> Problem 1:
Copy the listing from its first line through the line containing "legend-label: 40,000 [945, 304, 979, 316]", and replace every "legend-label" with "key-label" while leaving everything else unchanged.

> Source passage:
--------------------

Buddha takes no prisoners: but the ignorant do

Pride, arrogance and blindness is natural, indeed to be expected, from politicians, generals and most others who feel powerful. But it has no place within Buddhist practice. As
Buddhists we are taught to reflect on the impurities and foul nature of this body and the greater defilements of the mind that bind and deceive us. Whether we cover this body in white or black, and whether or not we cover it at all is a cultural preference. It does not change the fundamental character of any of us as human beings. We remain mired in self deception and suffering until reality dawns that we are stuck and we seek to understand why.
Until then our ‘Buddhist birth’ and cultural conditioning helps us to believe that we are Buddhist and when we dress in white and raise Buddhist flags we feel Buddhist. Likewise when we see women dressed in black covered from head to toe we feel they are different and alien to our culture. This is how the ignorant worldling or puthujjana thinks. A Buddhist goes deeper than these superficial impressions: indeed s/he learns to be open and tread the middle path in so far as sense impressions are concerned, avoiding both extremes of ignorance and false certainty.

--------------------

> Records provided:

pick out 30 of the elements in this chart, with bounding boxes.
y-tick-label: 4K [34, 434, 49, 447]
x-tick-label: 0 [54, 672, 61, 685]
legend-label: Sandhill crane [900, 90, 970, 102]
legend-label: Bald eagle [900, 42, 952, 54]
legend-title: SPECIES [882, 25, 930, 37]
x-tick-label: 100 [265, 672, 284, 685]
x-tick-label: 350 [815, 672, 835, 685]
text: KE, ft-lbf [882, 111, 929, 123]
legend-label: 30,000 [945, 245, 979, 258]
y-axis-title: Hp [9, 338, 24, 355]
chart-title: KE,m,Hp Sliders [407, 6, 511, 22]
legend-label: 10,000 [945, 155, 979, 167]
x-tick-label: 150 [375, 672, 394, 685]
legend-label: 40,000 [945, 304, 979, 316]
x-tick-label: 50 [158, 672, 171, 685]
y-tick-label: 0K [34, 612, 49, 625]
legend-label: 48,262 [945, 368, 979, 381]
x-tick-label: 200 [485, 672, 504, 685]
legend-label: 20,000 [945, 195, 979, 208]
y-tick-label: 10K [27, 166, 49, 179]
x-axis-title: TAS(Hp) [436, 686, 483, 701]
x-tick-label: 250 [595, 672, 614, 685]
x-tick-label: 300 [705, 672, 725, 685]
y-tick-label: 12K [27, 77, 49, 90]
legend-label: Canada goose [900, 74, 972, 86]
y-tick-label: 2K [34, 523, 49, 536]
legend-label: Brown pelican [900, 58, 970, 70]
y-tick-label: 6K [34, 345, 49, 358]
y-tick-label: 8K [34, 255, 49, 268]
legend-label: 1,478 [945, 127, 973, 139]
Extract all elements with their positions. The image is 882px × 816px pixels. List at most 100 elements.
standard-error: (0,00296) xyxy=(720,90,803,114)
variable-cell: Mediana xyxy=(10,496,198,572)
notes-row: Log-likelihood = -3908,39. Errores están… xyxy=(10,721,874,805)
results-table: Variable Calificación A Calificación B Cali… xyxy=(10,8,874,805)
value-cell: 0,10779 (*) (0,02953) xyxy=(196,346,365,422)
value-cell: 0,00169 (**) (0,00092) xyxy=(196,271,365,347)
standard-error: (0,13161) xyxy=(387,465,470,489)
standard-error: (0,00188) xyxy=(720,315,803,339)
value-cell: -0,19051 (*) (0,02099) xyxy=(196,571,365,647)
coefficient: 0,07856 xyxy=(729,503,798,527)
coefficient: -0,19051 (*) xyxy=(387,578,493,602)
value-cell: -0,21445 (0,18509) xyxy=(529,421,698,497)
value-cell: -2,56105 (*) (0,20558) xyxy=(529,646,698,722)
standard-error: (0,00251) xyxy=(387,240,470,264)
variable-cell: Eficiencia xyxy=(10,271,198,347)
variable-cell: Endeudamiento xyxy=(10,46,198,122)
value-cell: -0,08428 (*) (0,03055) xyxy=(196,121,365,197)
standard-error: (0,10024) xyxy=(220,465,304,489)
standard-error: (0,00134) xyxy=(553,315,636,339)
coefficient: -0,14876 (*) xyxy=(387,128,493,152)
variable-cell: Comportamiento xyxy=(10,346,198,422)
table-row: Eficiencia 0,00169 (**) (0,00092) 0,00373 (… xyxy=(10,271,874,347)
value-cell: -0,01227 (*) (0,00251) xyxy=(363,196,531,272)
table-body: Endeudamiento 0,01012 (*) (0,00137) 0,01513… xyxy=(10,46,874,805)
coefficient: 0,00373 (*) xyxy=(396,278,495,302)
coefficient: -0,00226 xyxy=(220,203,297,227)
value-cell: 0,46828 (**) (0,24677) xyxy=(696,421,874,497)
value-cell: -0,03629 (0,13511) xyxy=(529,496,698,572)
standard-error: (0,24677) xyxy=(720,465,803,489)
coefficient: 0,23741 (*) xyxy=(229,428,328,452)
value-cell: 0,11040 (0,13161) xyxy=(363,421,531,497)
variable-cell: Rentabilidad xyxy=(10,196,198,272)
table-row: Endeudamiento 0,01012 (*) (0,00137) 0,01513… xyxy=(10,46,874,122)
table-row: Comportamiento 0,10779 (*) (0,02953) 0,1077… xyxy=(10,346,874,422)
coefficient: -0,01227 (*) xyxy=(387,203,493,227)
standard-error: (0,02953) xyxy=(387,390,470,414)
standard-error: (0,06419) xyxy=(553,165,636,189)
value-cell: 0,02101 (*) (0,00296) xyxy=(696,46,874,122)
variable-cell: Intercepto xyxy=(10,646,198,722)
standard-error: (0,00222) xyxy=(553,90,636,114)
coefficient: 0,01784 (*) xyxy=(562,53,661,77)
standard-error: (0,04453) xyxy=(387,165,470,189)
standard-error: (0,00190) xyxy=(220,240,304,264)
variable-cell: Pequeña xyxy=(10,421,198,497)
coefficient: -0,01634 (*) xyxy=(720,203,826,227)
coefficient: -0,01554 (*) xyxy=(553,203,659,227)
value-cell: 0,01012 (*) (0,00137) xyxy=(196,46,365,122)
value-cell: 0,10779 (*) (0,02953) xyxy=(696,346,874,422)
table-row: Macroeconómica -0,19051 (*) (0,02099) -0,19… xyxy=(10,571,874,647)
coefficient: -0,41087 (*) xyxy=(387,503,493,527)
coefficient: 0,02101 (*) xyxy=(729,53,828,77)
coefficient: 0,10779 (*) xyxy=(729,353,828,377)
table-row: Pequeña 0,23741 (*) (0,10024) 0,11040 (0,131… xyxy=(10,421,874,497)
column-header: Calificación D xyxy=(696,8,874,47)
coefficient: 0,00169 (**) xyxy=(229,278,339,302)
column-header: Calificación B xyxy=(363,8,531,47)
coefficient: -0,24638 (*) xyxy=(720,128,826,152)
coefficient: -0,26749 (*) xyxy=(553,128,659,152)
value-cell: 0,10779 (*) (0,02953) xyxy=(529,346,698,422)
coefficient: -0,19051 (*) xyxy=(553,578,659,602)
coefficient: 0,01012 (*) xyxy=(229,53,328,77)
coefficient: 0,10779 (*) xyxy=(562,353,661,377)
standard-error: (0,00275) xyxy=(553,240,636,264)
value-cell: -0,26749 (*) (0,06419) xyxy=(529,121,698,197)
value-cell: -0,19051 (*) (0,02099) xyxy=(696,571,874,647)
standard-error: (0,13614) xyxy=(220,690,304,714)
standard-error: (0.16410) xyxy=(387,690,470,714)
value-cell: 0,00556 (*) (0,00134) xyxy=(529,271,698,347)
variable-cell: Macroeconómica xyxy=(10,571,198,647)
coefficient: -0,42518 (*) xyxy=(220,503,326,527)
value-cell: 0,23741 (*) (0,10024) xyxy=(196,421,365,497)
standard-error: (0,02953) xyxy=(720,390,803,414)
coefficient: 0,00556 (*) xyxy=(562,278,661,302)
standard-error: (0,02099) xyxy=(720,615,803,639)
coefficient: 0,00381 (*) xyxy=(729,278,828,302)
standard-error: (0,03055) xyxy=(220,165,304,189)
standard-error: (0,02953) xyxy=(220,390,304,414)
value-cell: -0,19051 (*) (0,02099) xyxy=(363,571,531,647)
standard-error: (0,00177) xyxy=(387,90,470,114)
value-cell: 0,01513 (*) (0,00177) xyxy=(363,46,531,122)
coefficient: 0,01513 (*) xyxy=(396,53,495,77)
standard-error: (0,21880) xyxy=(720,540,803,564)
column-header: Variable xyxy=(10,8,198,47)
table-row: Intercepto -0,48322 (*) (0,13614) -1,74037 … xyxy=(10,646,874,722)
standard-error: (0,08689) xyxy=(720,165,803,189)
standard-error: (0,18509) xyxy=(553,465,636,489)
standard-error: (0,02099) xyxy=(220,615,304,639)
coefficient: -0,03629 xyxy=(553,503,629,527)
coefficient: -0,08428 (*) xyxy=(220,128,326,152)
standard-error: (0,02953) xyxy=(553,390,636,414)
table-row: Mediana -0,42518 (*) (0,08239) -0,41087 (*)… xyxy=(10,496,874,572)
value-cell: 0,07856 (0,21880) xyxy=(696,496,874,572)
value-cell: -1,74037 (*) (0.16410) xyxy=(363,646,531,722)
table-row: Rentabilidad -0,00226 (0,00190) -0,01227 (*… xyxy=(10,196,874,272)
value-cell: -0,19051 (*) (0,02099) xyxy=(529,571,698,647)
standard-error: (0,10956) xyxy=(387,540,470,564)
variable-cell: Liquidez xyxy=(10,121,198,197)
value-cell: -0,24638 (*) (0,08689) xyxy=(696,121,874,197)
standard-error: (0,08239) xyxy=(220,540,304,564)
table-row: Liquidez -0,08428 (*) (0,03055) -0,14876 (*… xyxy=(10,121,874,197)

--------------------

> Problem 2:
Reproduce the passage on Buddhist practice in full, word for word.

> Complete response 1:
pick out 30 of the elements in this chart, with bounding boxes.
y-tick-label: 4K [34, 434, 49, 447]
x-tick-label: 0 [54, 672, 61, 685]
key-label: Sandhill crane [900, 90, 970, 102]
key-label: Bald eagle [900, 42, 952, 54]
legend-title: SPECIES [882, 25, 930, 37]
x-tick-label: 100 [265, 672, 284, 685]
x-tick-label: 350 [815, 672, 835, 685]
text: KE, ft-lbf [882, 111, 929, 123]
key-label: 30,000 [945, 245, 979, 258]
y-axis-title: Hp [9, 338, 24, 355]
chart-title: KE,m,Hp Sliders [407, 6, 511, 22]
key-label: 10,000 [945, 155, 979, 167]
x-tick-label: 150 [375, 672, 394, 685]
key-label: 40,000 [945, 304, 979, 316]

> Complete response 2:
Buddha takes no prisoners: but the ignorant do

Pride, arrogance and blindness is natural, indeed to be expected, from politicians, generals and most others who feel powerful. But it has no place within Buddhist practice. As
Buddhists we are taught to reflect on the impurities and foul nature of this body and the greater defilements of the mind that bind and deceive us. Whether we cover this body in white or black, and whether or not we cover it at all is a cultural preference. It does not change the fundamental character of any of us as human beings. We remain mired in self deception and suffering until reality dawns that we are stuck and we seek to understand why.
Until then our ‘Buddhist birth’ and cultural conditioning helps us to believe that we are Buddhist and when we dress in white and raise Buddhist flags we feel Buddhist. Likewise when we see women dressed in black covered from head to toe we feel they are different and alien to our culture. This is how the ignorant worldling or puthujjana thinks. A Buddhist goes deeper than these superficial impressions: indeed s/he learns to be open and tread the middle path in so far as sense impressions are concerned, avoiding both extremes of ignorance and false certainty.